--- RECORD SET ---
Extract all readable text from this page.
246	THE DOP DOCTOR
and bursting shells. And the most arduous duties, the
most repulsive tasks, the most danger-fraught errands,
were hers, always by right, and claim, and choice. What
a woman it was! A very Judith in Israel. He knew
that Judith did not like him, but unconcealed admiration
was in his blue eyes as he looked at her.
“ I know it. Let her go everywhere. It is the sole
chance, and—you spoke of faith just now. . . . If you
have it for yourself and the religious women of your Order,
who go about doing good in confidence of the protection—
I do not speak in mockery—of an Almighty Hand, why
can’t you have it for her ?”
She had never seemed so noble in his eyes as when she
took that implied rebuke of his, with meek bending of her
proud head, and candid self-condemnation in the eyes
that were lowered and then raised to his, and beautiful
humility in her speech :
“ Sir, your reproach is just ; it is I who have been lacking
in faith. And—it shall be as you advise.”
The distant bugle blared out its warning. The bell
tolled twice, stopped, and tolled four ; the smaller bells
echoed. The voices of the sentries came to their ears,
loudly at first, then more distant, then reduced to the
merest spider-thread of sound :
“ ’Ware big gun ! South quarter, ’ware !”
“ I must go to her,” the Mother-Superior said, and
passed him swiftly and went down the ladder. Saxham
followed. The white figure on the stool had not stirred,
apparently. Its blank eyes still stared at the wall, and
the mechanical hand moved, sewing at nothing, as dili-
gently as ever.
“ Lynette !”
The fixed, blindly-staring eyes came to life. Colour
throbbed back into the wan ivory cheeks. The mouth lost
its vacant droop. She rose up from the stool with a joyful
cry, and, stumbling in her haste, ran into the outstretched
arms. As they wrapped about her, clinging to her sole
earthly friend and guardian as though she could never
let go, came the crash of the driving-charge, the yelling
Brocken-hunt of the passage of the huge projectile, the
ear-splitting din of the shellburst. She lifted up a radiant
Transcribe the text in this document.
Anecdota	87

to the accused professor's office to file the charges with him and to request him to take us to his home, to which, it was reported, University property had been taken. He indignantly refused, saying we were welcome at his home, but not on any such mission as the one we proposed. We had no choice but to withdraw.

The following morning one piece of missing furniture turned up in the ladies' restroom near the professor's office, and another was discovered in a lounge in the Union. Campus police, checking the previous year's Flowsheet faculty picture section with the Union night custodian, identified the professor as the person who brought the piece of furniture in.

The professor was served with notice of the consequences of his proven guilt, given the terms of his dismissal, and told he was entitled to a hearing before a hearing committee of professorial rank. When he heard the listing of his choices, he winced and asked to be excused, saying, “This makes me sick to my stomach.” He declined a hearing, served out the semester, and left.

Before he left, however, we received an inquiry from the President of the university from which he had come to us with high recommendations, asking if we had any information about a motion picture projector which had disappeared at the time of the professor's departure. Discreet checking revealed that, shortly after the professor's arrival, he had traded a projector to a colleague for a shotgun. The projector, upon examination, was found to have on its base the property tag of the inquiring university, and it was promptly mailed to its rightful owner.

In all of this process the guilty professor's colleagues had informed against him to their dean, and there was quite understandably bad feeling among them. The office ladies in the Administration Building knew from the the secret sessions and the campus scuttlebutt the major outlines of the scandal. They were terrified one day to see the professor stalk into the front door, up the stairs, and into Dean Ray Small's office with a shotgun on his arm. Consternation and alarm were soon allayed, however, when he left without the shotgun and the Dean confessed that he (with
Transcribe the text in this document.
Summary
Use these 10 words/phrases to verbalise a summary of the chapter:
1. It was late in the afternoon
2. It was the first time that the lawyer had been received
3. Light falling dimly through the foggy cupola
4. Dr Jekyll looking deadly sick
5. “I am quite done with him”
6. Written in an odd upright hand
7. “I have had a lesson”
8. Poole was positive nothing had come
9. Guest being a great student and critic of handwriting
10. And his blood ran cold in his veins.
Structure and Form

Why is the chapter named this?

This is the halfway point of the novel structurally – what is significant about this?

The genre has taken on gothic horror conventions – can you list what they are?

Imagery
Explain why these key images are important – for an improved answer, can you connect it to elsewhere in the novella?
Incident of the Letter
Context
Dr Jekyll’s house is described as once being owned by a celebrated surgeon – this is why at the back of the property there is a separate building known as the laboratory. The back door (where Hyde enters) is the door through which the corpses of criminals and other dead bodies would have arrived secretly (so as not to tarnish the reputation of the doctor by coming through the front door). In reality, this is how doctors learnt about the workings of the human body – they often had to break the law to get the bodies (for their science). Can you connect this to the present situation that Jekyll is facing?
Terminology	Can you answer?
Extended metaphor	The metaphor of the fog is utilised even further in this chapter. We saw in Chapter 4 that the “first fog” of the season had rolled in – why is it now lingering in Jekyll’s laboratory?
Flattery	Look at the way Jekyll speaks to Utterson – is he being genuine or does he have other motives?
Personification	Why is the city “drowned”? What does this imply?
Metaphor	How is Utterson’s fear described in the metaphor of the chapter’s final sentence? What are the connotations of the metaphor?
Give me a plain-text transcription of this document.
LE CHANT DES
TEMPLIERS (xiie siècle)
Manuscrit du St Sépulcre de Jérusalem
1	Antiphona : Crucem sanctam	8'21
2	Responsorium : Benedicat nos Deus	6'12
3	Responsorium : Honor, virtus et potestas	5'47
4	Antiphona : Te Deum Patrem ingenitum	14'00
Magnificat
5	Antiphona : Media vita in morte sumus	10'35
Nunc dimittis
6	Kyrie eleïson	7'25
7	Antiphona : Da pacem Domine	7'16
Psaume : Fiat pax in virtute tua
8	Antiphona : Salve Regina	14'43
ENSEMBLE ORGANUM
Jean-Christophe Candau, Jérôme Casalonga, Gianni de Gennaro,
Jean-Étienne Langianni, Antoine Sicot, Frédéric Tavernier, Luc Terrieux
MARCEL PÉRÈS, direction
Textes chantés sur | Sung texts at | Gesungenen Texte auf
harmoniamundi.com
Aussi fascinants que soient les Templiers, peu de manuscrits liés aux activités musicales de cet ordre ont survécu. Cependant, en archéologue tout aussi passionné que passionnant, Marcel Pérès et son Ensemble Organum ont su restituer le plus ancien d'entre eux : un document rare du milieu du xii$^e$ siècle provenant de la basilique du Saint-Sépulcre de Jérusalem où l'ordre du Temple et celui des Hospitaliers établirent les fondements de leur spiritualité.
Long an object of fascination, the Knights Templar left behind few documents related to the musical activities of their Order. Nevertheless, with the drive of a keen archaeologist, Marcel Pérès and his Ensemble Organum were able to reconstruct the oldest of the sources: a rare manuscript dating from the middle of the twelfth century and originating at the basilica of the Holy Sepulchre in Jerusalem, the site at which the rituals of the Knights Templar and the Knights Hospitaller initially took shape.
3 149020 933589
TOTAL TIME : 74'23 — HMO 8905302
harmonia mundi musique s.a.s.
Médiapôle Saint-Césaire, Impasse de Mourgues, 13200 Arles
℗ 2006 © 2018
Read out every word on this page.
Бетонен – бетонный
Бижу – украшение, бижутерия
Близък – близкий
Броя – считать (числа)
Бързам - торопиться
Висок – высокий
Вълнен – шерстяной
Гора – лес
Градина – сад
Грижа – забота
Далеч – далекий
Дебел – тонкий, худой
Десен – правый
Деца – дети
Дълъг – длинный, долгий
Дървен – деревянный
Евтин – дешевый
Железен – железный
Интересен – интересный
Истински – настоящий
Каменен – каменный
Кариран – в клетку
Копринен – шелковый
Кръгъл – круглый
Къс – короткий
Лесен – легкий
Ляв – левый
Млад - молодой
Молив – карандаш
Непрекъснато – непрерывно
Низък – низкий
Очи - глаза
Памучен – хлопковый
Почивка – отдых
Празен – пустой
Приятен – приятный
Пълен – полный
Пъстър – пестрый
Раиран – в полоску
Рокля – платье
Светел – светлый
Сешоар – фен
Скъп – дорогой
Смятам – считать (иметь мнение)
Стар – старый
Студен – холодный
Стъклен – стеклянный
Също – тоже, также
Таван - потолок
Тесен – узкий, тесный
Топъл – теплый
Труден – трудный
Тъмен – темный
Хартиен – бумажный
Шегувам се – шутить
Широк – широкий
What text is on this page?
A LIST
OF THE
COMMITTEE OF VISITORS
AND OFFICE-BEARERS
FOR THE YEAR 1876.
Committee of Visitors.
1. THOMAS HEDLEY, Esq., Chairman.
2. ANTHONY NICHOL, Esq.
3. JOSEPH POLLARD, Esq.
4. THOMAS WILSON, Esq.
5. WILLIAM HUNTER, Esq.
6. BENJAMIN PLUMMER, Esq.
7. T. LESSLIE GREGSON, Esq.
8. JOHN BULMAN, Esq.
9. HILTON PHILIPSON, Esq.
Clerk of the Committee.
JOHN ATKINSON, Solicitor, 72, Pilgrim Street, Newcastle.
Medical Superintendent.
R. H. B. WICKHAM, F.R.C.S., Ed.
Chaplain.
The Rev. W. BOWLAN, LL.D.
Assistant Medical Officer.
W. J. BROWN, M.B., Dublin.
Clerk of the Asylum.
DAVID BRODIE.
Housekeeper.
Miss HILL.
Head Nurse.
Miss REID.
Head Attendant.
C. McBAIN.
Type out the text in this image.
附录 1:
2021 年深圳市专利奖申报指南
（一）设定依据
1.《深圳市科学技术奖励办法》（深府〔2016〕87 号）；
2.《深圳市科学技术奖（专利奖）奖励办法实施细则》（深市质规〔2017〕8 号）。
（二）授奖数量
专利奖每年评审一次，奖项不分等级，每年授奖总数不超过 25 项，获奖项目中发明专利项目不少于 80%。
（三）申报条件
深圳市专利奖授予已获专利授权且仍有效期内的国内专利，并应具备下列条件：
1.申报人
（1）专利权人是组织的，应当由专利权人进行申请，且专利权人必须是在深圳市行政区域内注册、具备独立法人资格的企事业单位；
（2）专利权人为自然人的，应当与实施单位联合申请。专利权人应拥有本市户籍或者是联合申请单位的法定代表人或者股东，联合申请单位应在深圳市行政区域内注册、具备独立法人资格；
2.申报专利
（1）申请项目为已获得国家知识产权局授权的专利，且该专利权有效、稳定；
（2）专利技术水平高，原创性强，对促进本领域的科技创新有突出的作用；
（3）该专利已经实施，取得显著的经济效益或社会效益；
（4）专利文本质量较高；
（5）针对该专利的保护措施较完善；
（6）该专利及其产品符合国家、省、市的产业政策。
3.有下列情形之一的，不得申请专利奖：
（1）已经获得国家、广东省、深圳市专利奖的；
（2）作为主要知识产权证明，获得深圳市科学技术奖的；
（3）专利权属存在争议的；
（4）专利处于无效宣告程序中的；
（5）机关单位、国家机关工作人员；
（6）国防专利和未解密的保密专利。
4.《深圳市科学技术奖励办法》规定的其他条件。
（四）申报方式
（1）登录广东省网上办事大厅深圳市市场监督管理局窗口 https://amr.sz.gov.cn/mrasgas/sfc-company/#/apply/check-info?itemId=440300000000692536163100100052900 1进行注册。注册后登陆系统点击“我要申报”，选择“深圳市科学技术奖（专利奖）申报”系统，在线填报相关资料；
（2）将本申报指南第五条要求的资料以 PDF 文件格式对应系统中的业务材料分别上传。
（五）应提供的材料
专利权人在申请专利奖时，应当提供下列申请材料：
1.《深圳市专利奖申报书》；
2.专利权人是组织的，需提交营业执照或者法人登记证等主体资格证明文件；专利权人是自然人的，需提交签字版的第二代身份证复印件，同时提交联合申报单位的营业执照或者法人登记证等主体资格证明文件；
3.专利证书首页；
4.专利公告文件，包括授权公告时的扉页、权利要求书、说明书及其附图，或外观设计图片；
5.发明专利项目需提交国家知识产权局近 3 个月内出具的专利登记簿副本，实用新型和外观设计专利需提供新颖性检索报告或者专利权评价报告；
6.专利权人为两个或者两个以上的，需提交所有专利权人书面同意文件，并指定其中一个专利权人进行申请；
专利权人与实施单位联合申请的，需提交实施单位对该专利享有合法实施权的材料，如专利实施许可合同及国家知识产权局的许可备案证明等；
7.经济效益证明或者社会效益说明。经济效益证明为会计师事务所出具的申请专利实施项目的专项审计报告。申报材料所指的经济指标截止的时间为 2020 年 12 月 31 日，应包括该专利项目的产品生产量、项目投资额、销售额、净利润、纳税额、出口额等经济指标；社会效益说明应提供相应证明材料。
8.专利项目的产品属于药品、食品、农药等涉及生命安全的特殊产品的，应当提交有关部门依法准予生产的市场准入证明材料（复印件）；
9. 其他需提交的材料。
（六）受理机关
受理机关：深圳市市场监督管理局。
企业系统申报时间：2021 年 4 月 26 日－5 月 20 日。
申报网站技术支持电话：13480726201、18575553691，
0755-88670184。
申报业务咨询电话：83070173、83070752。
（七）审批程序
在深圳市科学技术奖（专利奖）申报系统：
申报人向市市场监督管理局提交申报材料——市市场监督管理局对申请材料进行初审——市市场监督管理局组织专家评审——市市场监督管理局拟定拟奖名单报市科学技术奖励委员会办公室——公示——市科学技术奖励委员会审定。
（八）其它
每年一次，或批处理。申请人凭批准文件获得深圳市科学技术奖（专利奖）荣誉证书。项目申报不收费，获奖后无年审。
---
- _THE TASK_
Go through the records and show every line with the string "eyes" in it.

- _TASK SOLUTION_
was in his blue eyes as he looked at her.
She had never seemed so noble in his eyes as when she
proud head, and candid self-condemnation in the eyes
apparently. Its blank eyes still stared at the wall, and
The fixed, blindly-staring eyes came to life. Colour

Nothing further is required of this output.